◆ Instructions for the task
Where a line contains the string "this", copy that line.
====== Stored rows
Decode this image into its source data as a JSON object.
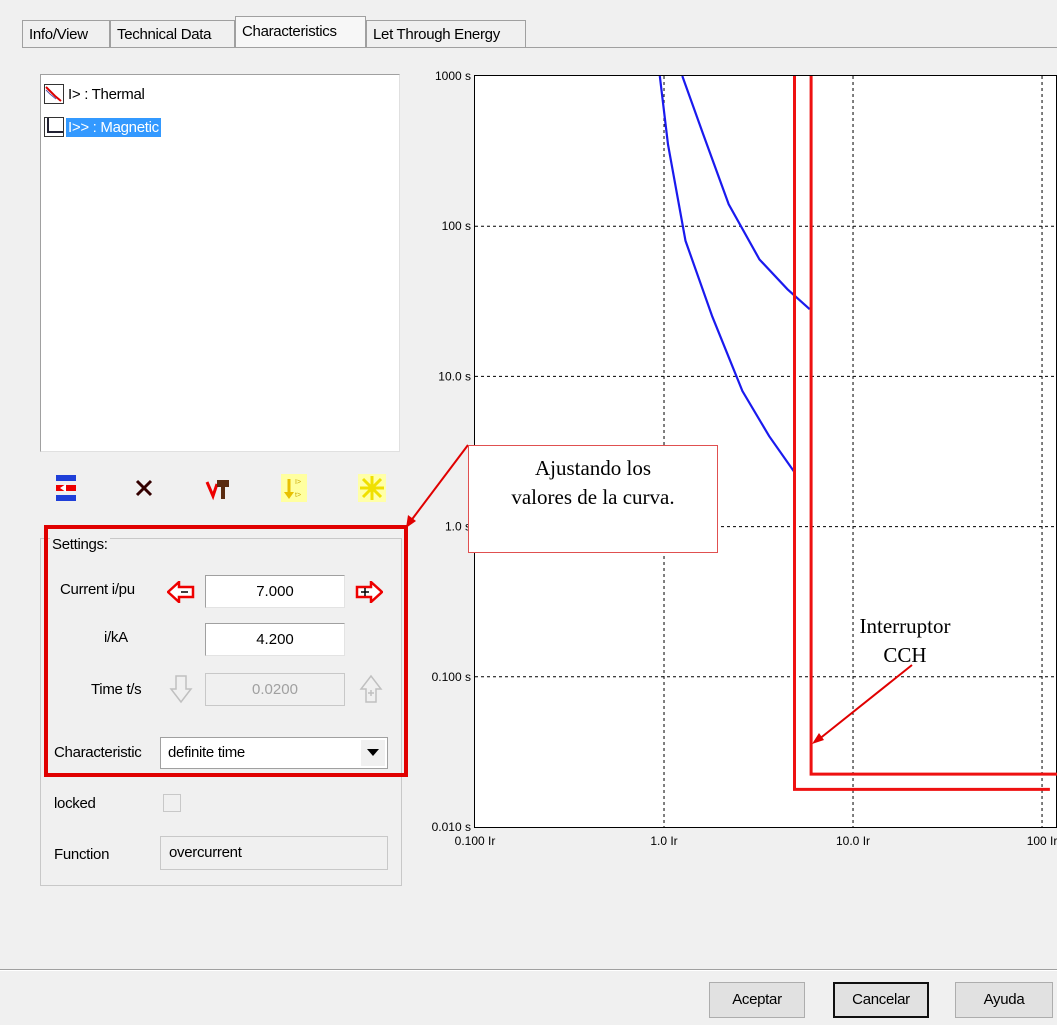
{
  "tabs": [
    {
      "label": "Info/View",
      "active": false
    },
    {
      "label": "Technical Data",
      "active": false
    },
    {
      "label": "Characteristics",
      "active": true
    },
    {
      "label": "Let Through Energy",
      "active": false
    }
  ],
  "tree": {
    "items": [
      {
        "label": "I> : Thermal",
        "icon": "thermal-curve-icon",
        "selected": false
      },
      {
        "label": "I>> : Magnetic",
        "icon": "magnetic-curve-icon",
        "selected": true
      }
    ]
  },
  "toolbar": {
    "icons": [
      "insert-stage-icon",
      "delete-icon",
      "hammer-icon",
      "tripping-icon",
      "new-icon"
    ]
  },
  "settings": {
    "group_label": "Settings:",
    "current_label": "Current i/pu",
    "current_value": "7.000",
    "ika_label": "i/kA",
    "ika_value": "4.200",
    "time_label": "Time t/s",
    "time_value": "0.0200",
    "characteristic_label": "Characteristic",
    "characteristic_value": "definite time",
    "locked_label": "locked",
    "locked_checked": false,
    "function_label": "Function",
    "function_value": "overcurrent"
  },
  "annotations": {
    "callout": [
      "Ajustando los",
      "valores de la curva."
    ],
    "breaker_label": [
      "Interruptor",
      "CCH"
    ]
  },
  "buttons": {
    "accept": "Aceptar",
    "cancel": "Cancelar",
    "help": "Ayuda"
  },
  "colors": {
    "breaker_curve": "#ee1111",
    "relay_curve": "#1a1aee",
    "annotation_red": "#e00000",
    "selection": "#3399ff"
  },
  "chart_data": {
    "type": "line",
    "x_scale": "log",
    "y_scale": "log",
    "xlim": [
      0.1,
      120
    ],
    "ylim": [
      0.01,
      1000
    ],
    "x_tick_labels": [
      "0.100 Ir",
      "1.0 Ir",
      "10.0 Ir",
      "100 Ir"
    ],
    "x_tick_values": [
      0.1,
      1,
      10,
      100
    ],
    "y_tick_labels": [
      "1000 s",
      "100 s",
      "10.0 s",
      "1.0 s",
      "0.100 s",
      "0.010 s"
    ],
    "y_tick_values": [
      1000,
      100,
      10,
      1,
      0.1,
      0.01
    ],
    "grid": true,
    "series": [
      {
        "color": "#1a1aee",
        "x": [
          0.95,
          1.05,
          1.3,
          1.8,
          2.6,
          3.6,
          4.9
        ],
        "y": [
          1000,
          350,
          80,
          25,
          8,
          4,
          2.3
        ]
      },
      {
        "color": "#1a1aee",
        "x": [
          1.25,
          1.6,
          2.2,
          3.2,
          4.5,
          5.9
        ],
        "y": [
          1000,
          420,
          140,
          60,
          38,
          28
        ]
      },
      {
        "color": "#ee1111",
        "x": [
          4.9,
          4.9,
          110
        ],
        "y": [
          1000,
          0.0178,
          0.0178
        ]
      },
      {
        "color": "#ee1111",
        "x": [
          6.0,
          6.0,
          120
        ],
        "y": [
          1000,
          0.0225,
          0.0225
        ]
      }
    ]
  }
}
============
====== Stored rows
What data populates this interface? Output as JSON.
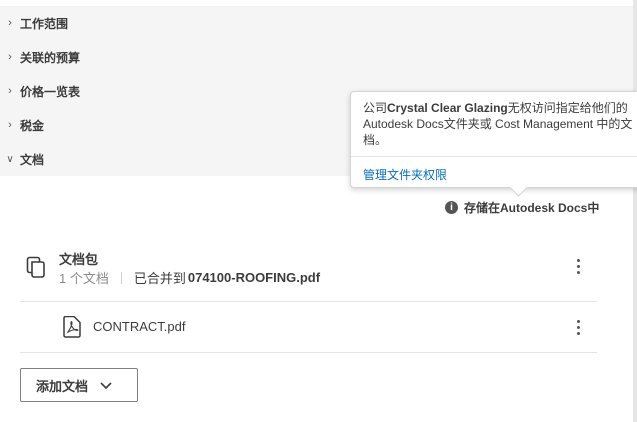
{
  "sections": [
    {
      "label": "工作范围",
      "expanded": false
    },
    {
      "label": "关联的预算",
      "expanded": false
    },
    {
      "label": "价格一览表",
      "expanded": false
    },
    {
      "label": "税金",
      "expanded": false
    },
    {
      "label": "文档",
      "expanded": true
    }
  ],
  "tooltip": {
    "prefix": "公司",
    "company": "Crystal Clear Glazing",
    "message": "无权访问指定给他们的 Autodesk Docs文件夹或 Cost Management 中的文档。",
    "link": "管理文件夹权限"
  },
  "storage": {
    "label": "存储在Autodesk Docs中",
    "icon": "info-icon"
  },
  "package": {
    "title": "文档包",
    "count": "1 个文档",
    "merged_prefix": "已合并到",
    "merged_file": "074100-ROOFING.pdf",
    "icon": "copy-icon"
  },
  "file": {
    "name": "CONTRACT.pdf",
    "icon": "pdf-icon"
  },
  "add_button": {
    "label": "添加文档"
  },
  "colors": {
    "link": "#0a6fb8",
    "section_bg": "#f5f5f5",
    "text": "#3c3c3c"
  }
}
============
◆ Final result
Decode this image into its source data as a JSON object.
What data populates this interface? Output as JSON.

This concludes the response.